_Data lines_
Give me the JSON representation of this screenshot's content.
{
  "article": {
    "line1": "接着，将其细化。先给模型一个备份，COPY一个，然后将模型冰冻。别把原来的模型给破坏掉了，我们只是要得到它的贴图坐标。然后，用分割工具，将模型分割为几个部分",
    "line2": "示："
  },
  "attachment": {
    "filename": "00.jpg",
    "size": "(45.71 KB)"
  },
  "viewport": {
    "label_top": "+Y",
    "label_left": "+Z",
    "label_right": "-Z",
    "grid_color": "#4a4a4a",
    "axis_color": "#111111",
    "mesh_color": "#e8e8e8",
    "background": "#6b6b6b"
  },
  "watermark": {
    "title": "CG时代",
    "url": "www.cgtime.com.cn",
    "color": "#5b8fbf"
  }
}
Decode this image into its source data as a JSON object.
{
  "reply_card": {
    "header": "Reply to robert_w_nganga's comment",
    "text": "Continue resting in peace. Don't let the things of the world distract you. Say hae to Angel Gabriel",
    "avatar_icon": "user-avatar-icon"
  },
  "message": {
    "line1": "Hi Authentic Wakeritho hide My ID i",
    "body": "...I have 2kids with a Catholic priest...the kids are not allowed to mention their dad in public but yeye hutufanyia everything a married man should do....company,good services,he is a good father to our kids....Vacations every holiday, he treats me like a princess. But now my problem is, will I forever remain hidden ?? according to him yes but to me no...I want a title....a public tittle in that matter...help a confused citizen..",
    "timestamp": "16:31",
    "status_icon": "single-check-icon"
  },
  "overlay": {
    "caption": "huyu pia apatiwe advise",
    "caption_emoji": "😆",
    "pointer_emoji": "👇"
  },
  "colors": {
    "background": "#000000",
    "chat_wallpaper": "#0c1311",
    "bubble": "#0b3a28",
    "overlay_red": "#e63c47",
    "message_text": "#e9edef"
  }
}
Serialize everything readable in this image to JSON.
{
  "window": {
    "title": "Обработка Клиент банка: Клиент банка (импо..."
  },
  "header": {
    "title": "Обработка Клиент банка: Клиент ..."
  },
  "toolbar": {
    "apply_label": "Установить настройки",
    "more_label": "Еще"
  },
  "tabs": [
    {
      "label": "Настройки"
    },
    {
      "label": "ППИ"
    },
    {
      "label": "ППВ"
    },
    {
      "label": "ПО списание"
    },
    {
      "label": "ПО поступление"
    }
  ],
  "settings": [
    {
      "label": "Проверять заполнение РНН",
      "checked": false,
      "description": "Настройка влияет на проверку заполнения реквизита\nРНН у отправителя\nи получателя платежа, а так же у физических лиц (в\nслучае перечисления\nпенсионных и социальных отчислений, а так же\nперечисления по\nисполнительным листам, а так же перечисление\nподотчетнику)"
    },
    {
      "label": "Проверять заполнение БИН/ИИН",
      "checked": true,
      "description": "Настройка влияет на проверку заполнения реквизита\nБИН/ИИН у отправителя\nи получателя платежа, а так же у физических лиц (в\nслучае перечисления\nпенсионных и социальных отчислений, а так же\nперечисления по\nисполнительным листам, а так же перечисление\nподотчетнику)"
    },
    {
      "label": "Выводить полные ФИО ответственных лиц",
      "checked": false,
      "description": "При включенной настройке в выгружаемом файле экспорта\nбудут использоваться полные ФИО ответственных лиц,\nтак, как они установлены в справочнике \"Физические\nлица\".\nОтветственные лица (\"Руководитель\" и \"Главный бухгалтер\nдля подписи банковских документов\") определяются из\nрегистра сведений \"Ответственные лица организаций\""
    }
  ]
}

_Task objective_
Return only those lines of the records that contain the string "заполнение".

_Solution_
      "label": "Проверять заполнение РНН",
      "label": "Проверять заполнение БИН/ИИН",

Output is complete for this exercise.